Within the material below, find each line bearing the word "component" and present it.
────────────────────────────────────────
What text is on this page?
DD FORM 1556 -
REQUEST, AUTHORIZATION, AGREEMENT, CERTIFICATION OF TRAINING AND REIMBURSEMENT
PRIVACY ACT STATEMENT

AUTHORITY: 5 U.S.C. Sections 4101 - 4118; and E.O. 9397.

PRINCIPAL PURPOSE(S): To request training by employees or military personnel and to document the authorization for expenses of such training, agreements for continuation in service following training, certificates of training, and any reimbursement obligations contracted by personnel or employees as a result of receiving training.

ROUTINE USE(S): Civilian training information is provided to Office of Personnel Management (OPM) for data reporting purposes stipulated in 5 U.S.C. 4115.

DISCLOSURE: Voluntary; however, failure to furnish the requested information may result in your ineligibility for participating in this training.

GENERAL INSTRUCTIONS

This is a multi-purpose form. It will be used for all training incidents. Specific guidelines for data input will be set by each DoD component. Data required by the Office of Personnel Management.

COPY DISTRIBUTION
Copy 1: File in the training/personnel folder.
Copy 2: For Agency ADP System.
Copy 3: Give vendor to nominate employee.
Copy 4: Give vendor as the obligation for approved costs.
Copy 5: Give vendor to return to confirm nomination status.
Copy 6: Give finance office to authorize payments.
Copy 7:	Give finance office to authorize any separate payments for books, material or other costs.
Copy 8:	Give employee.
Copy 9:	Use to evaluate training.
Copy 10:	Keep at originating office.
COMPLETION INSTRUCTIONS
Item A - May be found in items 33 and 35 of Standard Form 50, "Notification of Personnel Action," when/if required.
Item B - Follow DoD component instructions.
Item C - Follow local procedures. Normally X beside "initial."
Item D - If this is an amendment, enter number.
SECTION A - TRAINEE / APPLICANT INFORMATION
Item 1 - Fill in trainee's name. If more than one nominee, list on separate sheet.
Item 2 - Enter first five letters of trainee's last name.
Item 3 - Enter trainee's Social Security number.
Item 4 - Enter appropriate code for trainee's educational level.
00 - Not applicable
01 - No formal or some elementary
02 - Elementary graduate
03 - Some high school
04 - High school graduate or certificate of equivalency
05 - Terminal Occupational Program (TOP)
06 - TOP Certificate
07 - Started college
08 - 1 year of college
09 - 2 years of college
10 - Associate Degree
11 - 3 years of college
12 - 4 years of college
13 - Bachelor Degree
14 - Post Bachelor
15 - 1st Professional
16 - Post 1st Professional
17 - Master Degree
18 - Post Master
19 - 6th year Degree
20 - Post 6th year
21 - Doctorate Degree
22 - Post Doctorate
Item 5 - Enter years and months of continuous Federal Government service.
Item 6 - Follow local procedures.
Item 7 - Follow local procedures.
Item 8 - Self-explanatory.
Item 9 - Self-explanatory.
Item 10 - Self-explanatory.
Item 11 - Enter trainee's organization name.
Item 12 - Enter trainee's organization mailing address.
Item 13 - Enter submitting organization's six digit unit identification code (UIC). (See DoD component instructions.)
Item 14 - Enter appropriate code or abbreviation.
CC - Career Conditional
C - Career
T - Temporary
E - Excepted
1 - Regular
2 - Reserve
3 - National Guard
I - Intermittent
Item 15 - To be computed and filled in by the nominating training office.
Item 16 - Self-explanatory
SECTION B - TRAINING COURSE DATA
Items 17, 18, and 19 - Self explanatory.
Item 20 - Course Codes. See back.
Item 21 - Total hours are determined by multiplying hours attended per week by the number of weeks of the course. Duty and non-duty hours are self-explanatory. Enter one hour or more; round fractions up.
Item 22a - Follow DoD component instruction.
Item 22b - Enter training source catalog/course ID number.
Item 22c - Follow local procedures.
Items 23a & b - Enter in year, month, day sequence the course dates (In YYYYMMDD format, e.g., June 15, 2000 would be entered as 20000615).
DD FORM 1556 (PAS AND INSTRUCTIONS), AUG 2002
────────────────────────────────────────
■ OUTPUT FOR THIS TASK
This is a multi-purpose form. It will be used for all training incidents. Specific guidelines for data input will be set by each DoD component. Data required by the Office of Personnel Management.
Item B - Follow DoD component instructions.
Item 13 - Enter submitting organization's six digit unit identification code (UIC). (See DoD component instructions.)
Item 22a - Follow DoD component instruction.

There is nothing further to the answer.